───── Records supplied

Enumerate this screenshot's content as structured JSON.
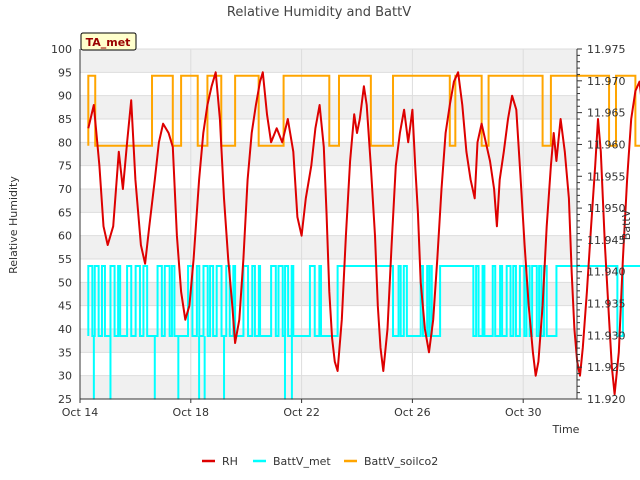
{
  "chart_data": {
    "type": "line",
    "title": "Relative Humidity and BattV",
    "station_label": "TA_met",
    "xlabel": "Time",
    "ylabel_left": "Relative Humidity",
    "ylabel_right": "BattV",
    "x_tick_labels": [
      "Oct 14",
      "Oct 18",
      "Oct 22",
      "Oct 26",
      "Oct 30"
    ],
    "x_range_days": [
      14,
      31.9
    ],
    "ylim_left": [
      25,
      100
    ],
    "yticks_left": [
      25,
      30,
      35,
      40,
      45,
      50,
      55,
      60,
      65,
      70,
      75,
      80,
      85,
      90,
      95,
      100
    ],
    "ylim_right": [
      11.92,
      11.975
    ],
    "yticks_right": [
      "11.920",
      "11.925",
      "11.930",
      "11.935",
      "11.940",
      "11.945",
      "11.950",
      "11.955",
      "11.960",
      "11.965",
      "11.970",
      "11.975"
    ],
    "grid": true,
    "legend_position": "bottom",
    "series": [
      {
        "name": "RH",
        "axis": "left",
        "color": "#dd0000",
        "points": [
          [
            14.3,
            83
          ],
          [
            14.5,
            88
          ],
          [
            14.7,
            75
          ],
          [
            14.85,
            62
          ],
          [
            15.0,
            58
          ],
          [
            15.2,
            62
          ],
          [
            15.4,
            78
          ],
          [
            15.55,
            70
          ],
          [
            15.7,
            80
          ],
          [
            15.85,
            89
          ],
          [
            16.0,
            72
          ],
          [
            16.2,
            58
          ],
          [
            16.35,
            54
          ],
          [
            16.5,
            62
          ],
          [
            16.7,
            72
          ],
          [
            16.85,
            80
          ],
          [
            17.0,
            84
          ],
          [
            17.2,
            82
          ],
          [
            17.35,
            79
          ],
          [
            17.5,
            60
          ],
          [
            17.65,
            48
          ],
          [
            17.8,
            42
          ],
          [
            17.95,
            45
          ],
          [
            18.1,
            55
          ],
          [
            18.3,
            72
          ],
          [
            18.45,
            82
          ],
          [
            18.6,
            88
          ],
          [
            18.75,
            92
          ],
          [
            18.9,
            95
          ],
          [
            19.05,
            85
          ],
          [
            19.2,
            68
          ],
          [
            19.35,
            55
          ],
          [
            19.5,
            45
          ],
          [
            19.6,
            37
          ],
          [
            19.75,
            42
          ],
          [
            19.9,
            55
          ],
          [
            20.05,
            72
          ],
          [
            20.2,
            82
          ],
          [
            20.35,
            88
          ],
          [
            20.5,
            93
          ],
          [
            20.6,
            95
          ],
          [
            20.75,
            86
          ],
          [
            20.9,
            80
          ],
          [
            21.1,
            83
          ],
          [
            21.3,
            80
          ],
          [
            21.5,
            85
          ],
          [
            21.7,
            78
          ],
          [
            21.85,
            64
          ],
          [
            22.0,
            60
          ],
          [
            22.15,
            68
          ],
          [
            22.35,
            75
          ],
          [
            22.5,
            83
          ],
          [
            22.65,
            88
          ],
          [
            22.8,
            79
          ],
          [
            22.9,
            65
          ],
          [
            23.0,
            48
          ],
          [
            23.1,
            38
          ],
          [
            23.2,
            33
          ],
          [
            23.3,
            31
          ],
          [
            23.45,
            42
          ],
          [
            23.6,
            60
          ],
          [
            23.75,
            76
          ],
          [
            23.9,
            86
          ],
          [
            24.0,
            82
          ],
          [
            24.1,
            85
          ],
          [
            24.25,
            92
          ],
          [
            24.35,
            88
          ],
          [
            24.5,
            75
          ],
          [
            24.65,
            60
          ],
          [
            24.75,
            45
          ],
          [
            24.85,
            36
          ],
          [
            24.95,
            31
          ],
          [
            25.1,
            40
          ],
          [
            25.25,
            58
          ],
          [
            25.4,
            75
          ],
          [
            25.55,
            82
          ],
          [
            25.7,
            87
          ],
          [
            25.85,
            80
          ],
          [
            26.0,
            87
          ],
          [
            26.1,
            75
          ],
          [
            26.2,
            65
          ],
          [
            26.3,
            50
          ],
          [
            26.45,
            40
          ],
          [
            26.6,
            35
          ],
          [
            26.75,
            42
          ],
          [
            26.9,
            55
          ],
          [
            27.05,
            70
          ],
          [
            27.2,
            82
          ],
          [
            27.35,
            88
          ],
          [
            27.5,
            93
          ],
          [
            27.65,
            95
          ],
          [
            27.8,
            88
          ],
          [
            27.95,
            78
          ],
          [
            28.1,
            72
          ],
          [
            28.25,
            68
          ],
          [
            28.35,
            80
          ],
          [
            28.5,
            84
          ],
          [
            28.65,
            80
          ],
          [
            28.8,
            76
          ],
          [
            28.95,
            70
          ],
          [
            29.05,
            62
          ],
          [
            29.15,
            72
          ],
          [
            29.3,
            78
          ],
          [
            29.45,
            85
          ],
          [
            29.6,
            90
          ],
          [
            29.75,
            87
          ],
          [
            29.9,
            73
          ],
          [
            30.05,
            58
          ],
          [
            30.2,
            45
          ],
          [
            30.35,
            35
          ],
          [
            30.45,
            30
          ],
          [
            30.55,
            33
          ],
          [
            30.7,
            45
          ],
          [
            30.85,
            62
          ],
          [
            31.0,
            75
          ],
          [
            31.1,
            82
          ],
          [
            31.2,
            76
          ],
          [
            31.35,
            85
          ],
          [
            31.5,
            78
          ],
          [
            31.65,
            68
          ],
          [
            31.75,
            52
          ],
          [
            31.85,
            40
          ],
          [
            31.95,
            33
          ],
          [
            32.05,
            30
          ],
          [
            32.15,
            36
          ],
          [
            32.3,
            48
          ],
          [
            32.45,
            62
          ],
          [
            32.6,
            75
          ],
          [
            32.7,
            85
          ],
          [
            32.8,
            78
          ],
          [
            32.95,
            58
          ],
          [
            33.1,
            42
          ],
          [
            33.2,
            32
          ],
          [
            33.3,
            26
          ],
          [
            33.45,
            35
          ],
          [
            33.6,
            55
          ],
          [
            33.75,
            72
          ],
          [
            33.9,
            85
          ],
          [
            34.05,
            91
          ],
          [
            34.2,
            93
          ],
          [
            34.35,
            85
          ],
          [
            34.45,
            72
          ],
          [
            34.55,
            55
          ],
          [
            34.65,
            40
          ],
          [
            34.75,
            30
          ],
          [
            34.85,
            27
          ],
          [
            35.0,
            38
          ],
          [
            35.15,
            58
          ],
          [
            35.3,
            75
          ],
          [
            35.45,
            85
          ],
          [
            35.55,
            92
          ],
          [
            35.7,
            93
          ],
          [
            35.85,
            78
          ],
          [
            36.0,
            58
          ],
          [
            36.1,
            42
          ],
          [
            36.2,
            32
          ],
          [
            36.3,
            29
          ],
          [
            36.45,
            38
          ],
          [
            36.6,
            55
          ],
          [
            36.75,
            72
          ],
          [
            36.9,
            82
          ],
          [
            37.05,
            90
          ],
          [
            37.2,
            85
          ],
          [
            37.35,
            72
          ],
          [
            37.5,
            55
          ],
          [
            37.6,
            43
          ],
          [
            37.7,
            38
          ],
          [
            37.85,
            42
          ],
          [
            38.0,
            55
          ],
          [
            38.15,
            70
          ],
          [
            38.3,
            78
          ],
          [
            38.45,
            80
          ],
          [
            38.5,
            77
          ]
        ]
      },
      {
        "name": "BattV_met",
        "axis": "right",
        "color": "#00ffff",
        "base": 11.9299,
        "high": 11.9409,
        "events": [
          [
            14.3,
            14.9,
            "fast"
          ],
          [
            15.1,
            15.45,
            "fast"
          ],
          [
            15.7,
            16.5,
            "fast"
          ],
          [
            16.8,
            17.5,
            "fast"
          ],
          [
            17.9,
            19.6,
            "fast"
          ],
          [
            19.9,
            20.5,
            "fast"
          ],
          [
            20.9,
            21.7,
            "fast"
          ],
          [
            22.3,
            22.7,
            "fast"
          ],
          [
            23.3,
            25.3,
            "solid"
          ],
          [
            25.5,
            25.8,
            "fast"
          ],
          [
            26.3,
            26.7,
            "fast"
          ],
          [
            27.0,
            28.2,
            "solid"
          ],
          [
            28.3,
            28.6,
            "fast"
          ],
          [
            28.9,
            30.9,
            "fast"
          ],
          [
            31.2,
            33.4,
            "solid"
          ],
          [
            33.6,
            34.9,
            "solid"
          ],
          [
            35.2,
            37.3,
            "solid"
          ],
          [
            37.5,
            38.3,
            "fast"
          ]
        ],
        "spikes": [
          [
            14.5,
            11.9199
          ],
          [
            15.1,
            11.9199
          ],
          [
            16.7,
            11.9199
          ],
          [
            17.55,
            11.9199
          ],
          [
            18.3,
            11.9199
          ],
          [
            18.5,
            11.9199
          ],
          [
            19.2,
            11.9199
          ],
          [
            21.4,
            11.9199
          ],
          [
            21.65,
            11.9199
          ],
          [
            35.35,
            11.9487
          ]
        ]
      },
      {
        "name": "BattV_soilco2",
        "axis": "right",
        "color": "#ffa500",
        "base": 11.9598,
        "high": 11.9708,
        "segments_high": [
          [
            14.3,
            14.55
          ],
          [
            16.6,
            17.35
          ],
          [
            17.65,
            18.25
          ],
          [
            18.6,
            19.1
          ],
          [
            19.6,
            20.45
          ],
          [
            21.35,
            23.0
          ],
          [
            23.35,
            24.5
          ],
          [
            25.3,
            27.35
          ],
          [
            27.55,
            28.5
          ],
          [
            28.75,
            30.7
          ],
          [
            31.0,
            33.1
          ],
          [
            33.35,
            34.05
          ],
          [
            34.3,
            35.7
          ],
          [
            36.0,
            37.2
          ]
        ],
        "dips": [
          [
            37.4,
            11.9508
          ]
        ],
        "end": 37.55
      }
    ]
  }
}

──────────
───── Records supplied

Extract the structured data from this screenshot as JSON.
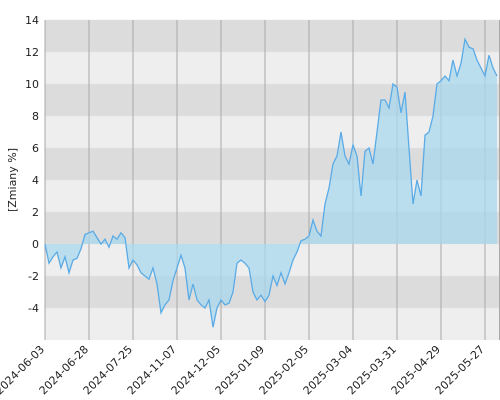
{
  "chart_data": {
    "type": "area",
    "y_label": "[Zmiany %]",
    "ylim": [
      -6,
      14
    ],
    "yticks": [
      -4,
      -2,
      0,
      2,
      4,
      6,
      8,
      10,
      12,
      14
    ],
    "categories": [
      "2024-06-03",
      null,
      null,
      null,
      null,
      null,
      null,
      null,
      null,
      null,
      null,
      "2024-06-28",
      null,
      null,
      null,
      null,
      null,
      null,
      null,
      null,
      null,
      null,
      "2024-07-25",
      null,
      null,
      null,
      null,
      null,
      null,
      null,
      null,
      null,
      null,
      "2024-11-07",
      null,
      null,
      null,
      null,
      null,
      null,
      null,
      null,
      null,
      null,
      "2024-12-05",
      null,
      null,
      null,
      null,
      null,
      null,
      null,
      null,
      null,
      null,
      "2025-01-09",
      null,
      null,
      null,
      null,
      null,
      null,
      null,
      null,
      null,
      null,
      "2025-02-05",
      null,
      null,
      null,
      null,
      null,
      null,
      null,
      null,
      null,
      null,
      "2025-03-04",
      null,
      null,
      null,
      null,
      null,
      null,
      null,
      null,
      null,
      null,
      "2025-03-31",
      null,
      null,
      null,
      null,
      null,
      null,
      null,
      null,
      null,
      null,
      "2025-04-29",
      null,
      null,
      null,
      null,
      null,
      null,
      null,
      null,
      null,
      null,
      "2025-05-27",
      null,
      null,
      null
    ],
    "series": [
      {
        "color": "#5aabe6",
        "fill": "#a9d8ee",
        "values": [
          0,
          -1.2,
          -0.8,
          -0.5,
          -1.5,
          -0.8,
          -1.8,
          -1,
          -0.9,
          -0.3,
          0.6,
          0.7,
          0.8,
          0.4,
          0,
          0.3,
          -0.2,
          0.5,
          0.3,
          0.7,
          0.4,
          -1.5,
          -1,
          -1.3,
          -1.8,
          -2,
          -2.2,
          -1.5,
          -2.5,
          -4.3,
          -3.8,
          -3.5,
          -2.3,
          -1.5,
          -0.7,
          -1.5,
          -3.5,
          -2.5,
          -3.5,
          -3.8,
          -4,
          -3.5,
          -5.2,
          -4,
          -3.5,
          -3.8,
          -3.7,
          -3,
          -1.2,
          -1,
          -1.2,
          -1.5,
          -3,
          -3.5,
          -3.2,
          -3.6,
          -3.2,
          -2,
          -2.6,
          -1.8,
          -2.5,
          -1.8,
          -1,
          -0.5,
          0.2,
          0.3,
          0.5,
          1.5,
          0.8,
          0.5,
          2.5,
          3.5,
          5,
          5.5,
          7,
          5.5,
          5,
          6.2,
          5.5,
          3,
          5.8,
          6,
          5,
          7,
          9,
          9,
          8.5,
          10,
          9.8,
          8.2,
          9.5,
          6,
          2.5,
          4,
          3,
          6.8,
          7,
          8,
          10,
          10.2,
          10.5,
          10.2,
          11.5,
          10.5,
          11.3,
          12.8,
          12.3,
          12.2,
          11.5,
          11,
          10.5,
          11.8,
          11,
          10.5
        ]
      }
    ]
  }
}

──────────
───── Records supplied

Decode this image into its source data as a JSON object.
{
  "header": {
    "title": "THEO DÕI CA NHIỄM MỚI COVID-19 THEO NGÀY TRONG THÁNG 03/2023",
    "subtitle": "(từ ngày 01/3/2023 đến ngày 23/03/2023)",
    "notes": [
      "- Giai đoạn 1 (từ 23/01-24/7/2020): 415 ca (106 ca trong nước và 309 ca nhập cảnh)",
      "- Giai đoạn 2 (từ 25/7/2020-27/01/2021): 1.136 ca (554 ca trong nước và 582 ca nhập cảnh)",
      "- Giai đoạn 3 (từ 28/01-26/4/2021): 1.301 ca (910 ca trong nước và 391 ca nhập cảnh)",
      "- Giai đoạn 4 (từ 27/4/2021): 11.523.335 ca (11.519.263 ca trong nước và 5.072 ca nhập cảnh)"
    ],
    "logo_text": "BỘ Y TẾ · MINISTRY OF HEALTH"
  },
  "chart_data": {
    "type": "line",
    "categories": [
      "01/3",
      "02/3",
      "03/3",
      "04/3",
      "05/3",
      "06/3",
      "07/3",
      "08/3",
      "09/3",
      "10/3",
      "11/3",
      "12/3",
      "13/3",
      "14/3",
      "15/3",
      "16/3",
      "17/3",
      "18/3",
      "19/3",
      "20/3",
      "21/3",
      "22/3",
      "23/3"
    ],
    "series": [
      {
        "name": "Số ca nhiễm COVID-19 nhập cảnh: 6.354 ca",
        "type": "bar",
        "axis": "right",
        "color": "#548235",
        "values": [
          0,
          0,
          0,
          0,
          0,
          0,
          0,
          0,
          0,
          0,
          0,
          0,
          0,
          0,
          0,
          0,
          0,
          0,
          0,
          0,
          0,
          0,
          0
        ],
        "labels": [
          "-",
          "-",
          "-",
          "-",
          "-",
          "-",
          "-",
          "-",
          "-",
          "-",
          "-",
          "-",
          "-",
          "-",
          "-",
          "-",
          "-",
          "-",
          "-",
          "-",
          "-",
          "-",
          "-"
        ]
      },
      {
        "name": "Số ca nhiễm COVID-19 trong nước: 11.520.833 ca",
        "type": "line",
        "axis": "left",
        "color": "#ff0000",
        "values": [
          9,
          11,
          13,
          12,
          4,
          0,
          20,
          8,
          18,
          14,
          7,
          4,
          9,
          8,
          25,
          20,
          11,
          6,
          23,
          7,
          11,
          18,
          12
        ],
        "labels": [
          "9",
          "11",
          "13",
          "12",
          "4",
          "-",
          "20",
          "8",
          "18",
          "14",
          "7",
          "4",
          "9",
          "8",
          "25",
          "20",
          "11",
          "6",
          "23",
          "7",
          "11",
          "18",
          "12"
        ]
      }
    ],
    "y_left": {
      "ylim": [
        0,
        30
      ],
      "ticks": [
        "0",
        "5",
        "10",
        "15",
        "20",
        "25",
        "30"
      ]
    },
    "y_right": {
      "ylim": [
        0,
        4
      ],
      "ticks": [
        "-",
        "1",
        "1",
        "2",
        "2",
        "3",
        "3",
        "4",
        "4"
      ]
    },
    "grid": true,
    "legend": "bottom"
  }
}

──────────

What is being asked
Look for the word "JSON" and return every line where it occurs.

Result of this task
Enumerate this screenshot's content as structured JSON.
Extract the structured data from this screenshot as JSON.
Decode this image into its source data as a JSON object.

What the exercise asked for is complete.